TASK PROMPT: Transcribe the entries exactly; images are not part of the copy.

------------

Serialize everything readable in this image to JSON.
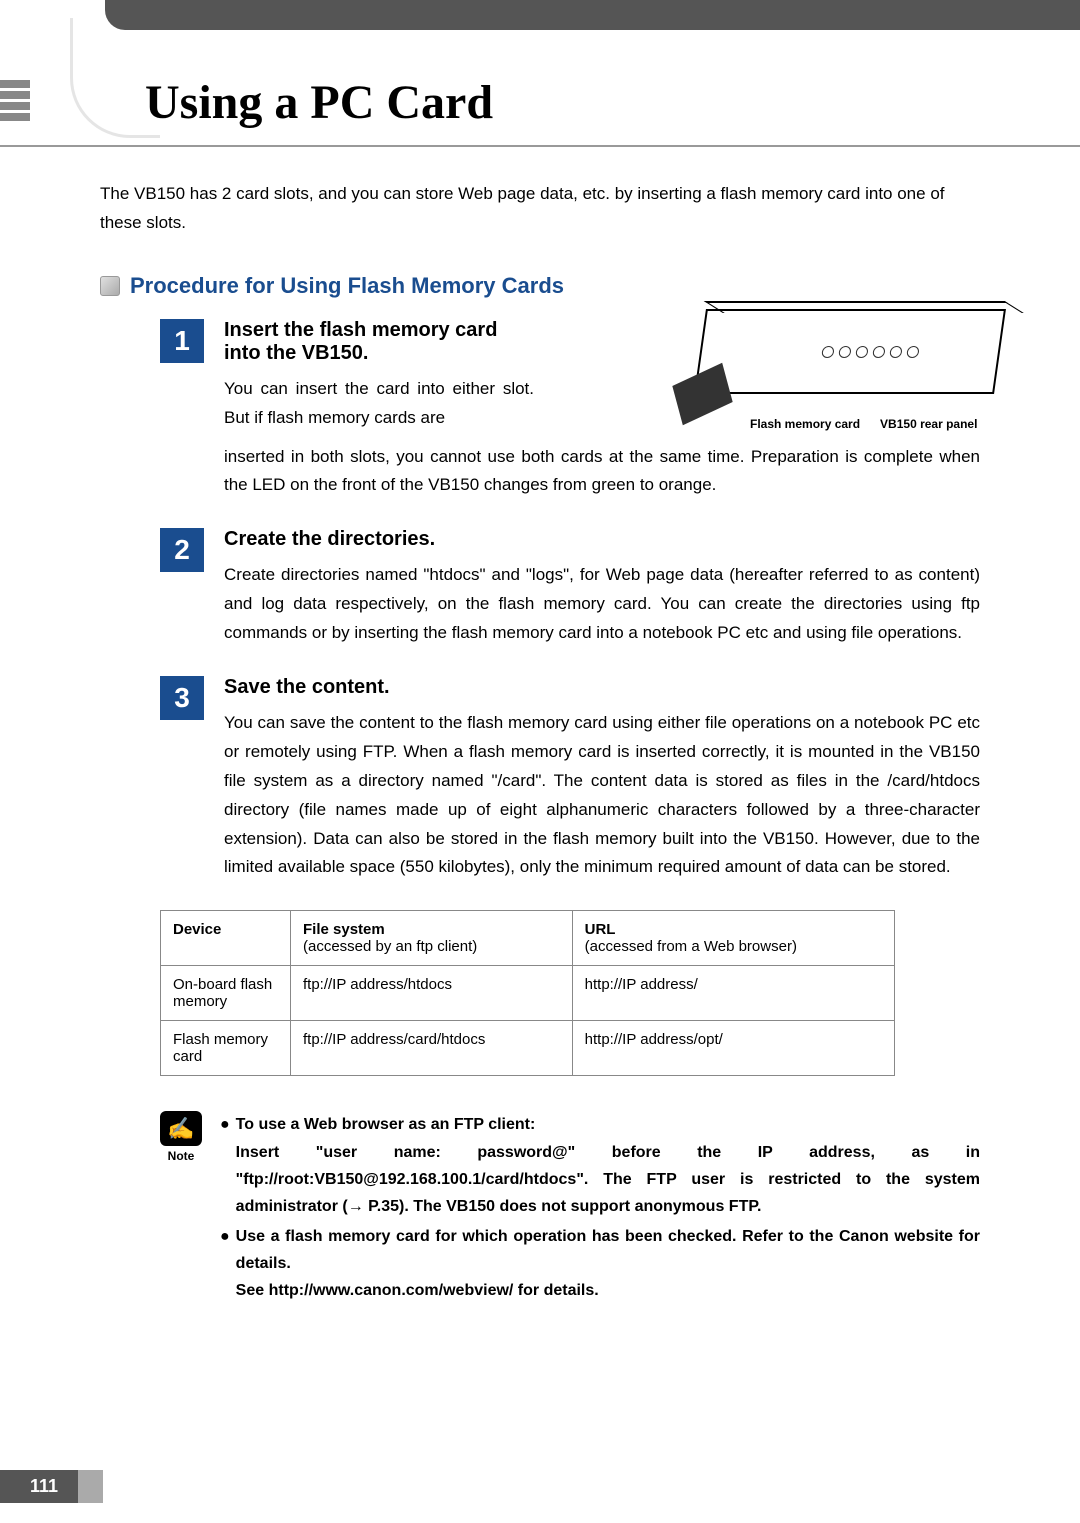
{
  "page_title": "Using a PC Card",
  "intro": "The VB150 has 2 card slots, and you can store Web page data, etc. by inserting a flash memory card into one of these slots.",
  "section_heading": "Procedure for Using Flash Memory Cards",
  "steps": [
    {
      "num": "1",
      "title": "Insert the flash memory card into the VB150.",
      "text_narrow": "You can insert the card into either slot. But if flash memory cards are",
      "text_wide": "inserted in both slots, you cannot use both cards at the same time. Preparation is complete when the LED on the front of the VB150 changes from green to orange."
    },
    {
      "num": "2",
      "title": "Create the directories.",
      "text": "Create directories named \"htdocs\" and \"logs\", for Web page data (hereafter referred to as content) and log data respectively, on the flash memory card. You can create the directories using ftp commands or by inserting the flash memory card into a notebook PC etc and using file operations."
    },
    {
      "num": "3",
      "title": "Save the content.",
      "text": "You can save the content to the flash memory card using either file operations on a notebook PC etc or remotely using FTP. When a flash memory card is inserted correctly, it is mounted in the VB150 file system as a directory named \"/card\". The content data is stored as files in the /card/htdocs directory (file names made up of eight alphanumeric characters followed by a three-character extension). Data can also be stored in the flash memory built into the VB150. However, due to the limited available space (550 kilobytes), only the minimum required amount of data can be stored."
    }
  ],
  "diagram_labels": {
    "card": "Flash memory card",
    "panel": "VB150 rear panel"
  },
  "table": {
    "headers": [
      {
        "main": "Device",
        "sub": ""
      },
      {
        "main": "File system",
        "sub": "(accessed by an ftp client)"
      },
      {
        "main": "URL",
        "sub": "(accessed from a Web browser)"
      }
    ],
    "rows": [
      [
        "On-board flash memory",
        "ftp://IP address/htdocs",
        "http://IP address/"
      ],
      [
        "Flash memory card",
        "ftp://IP address/card/htdocs",
        "http://IP address/opt/"
      ]
    ]
  },
  "note": {
    "label": "Note",
    "items": [
      {
        "heading": "To use a Web browser as an FTP client:",
        "body": "Insert \"user name: password@\" before the IP address, as in \"ftp://root:VB150@192.168.100.1/card/htdocs\". The FTP user is restricted to the system administrator (→ P.35). The VB150 does not support anonymous FTP."
      },
      {
        "heading": "Use a flash memory card for which operation has been checked. Refer to the Canon website for details.",
        "body": "See http://www.canon.com/webview/ for details."
      }
    ]
  },
  "page_number": "111"
}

------------

TASK OUTPUT:
Serialize everything readable in this image to JSON.
{
  "page_title": "Using a PC Card",
  "intro": "The VB150 has 2 card slots, and you can store Web page data, etc. by inserting a flash memory card into one of these slots.",
  "section_heading": "Procedure for Using Flash Memory Cards",
  "steps": [
    {
      "num": "1",
      "title": "Insert the flash memory card into the VB150.",
      "text_narrow": "You can insert the card into either slot. But if flash memory cards are",
      "text_wide": "inserted in both slots, you cannot use both cards at the same time. Preparation is complete when the LED on the front of the VB150 changes from green to orange."
    },
    {
      "num": "2",
      "title": "Create the directories.",
      "text": "Create directories named \"htdocs\" and \"logs\", for Web page data (hereafter referred to as content) and log data respectively, on the flash memory card. You can create the directories using ftp commands or by inserting the flash memory card into a notebook PC etc and using file operations."
    },
    {
      "num": "3",
      "title": "Save the content.",
      "text": "You can save the content to the flash memory card using either file operations on a notebook PC etc or remotely using FTP. When a flash memory card is inserted correctly, it is mounted in the VB150 file system as a directory named \"/card\". The content data is stored as files in the /card/htdocs directory (file names made up of eight alphanumeric characters followed by a three-character extension). Data can also be stored in the flash memory built into the VB150. However, due to the limited available space (550 kilobytes), only the minimum required amount of data can be stored."
    }
  ],
  "diagram_labels": {
    "card": "Flash memory card",
    "panel": "VB150 rear panel"
  },
  "table": {
    "headers": [
      {
        "main": "Device",
        "sub": ""
      },
      {
        "main": "File system",
        "sub": "(accessed by an ftp client)"
      },
      {
        "main": "URL",
        "sub": "(accessed from a Web browser)"
      }
    ],
    "rows": [
      [
        "On-board flash memory",
        "ftp://IP address/htdocs",
        "http://IP address/"
      ],
      [
        "Flash memory card",
        "ftp://IP address/card/htdocs",
        "http://IP address/opt/"
      ]
    ]
  },
  "note": {
    "label": "Note",
    "items": [
      {
        "heading": "To use a Web browser as an FTP client:",
        "body": "Insert \"user name: password@\" before the IP address, as in \"ftp://root:VB150@192.168.100.1/card/htdocs\". The FTP user is restricted to the system administrator (→ P.35). The VB150 does not support anonymous FTP."
      },
      {
        "heading": "Use a flash memory card for which operation has been checked. Refer to the Canon website for details.",
        "body": "See http://www.canon.com/webview/ for details."
      }
    ]
  },
  "page_number": "111"
}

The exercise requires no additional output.